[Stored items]
--*--
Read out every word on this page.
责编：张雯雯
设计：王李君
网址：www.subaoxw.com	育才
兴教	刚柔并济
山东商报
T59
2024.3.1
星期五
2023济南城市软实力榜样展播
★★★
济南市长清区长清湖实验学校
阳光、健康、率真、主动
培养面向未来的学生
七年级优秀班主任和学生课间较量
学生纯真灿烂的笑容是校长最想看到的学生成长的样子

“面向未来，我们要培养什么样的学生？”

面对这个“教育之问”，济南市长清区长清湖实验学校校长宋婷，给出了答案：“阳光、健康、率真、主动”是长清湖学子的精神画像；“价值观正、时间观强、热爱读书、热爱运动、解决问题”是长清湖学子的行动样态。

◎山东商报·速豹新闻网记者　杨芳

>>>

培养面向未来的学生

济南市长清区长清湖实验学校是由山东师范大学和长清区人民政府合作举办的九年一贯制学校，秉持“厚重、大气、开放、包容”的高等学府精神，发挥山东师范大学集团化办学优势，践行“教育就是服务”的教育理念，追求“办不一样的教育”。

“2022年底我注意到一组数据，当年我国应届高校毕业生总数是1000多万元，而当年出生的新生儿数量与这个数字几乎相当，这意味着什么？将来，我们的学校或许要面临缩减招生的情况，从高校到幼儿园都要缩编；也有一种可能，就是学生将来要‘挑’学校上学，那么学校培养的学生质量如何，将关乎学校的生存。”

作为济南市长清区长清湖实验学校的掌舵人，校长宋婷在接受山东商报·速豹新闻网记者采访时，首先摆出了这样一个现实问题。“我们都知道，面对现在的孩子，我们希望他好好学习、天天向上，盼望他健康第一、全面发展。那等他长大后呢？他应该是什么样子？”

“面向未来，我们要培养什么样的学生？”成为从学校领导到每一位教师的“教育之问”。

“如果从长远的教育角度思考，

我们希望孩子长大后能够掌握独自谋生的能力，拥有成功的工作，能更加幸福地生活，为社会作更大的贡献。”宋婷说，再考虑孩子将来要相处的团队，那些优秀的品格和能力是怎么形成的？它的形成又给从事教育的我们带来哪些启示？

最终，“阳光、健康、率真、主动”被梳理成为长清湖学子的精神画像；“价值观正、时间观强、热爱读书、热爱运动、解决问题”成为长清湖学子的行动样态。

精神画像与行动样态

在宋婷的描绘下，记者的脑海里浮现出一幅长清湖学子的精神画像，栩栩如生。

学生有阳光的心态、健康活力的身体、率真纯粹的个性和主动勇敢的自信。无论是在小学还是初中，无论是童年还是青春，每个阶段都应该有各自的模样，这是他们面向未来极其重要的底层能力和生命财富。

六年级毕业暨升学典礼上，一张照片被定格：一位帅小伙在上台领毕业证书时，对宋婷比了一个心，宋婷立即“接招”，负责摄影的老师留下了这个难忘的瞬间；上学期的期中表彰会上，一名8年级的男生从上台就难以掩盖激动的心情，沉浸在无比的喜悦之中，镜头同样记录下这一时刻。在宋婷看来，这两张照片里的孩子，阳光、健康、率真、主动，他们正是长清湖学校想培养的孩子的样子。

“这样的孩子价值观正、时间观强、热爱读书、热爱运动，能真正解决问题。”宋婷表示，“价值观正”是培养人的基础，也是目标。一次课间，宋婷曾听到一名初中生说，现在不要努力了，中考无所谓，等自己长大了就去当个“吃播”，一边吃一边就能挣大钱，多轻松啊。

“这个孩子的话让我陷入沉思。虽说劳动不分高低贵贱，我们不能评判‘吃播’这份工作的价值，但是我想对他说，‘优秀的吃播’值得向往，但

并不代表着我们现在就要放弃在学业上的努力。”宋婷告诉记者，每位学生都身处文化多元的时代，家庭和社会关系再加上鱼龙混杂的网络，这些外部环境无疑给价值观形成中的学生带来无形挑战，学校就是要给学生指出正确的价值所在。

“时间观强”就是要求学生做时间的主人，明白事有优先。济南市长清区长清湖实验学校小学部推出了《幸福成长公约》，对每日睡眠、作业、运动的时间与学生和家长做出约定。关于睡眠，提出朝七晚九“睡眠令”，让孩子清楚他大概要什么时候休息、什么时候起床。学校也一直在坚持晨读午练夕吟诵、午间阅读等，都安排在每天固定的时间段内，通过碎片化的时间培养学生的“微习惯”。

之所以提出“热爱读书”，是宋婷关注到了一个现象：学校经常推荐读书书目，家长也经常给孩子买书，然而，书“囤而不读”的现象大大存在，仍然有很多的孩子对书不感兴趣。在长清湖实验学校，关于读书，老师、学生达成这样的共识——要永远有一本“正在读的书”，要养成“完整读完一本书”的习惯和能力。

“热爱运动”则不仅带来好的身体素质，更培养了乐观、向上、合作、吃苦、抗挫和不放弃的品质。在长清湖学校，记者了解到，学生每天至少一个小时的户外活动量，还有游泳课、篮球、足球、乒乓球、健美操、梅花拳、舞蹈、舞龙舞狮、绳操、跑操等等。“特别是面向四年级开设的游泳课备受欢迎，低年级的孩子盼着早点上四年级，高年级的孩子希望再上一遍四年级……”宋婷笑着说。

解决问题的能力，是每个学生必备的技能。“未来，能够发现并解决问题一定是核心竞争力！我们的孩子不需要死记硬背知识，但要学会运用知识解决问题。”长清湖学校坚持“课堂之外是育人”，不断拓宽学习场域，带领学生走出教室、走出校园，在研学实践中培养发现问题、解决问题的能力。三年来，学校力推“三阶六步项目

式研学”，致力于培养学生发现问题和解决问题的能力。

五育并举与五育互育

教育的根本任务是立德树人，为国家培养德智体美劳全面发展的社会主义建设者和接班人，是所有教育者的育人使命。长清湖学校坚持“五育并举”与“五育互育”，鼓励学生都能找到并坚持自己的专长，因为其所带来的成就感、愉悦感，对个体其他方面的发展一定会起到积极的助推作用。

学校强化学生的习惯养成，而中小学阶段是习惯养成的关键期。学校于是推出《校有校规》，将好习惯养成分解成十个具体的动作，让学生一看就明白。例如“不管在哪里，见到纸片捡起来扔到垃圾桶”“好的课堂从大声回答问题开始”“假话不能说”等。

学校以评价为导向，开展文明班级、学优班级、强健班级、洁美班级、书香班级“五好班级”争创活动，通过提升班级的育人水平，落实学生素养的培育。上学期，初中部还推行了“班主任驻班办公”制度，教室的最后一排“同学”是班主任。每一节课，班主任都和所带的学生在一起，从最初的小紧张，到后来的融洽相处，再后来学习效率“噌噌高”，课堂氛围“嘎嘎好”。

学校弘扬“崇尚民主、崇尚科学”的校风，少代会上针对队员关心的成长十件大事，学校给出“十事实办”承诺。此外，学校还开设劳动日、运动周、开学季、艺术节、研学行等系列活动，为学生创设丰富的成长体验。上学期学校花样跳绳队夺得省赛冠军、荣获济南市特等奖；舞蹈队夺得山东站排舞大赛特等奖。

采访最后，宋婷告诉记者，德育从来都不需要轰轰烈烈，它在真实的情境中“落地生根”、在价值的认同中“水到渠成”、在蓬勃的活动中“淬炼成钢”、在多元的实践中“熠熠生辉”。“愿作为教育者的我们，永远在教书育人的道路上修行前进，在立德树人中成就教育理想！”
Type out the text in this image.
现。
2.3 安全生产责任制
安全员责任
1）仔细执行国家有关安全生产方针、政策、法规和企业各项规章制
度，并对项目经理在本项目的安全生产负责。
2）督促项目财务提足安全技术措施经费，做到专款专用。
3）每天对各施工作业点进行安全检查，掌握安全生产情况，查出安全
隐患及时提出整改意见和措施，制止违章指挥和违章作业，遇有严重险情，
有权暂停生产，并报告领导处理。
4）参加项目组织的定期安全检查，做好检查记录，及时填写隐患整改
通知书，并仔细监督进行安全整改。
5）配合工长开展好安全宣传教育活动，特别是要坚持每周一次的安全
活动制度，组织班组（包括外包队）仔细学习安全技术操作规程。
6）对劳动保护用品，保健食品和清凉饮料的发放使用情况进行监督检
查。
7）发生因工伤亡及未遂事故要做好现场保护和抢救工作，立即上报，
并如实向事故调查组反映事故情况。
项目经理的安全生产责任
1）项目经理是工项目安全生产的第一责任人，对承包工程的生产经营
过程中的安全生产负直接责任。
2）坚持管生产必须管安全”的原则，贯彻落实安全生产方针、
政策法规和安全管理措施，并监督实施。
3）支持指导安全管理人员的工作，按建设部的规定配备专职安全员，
--*--
◆ **Task brief**
Please quote exactly the lines from the one containing "Type out the text in this image." through the last line of the records above, both included, and nothing else.

◆ **Task response**
Type out the text in this image.
现。
2.3 安全生产责任制
安全员责任
1）仔细执行国家有关安全生产方针、政策、法规和企业各项规章制
度，并对项目经理在本项目的安全生产负责。
2）督促项目财务提足安全技术措施经费，做到专款专用。
3）每天对各施工作业点进行安全检查，掌握安全生产情况，查出安全
隐患及时提出整改意见和措施，制止违章指挥和违章作业，遇有严重险情，
有权暂停生产，并报告领导处理。
4）参加项目组织的定期安全检查，做好检查记录，及时填写隐患整改
通知书，并仔细监督进行安全整改。
5）配合工长开展好安全宣传教育活动，特别是要坚持每周一次的安全
活动制度，组织班组（包括外包队）仔细学习安全技术操作规程。
6）对劳动保护用品，保健食品和清凉饮料的发放使用情况进行监督检
查。
7）发生因工伤亡及未遂事故要做好现场保护和抢救工作，立即上报，
并如实向事故调查组反映事故情况。
项目经理的安全生产责任
1）项目经理是工项目安全生产的第一责任人，对承包工程的生产经营
过程中的安全生产负直接责任。
2）坚持管生产必须管安全”的原则，贯彻落实安全生产方针、
政策法规和安全管理措施，并监督实施。
3）支持指导安全管理人员的工作，按建设部的规定配备专职安全员，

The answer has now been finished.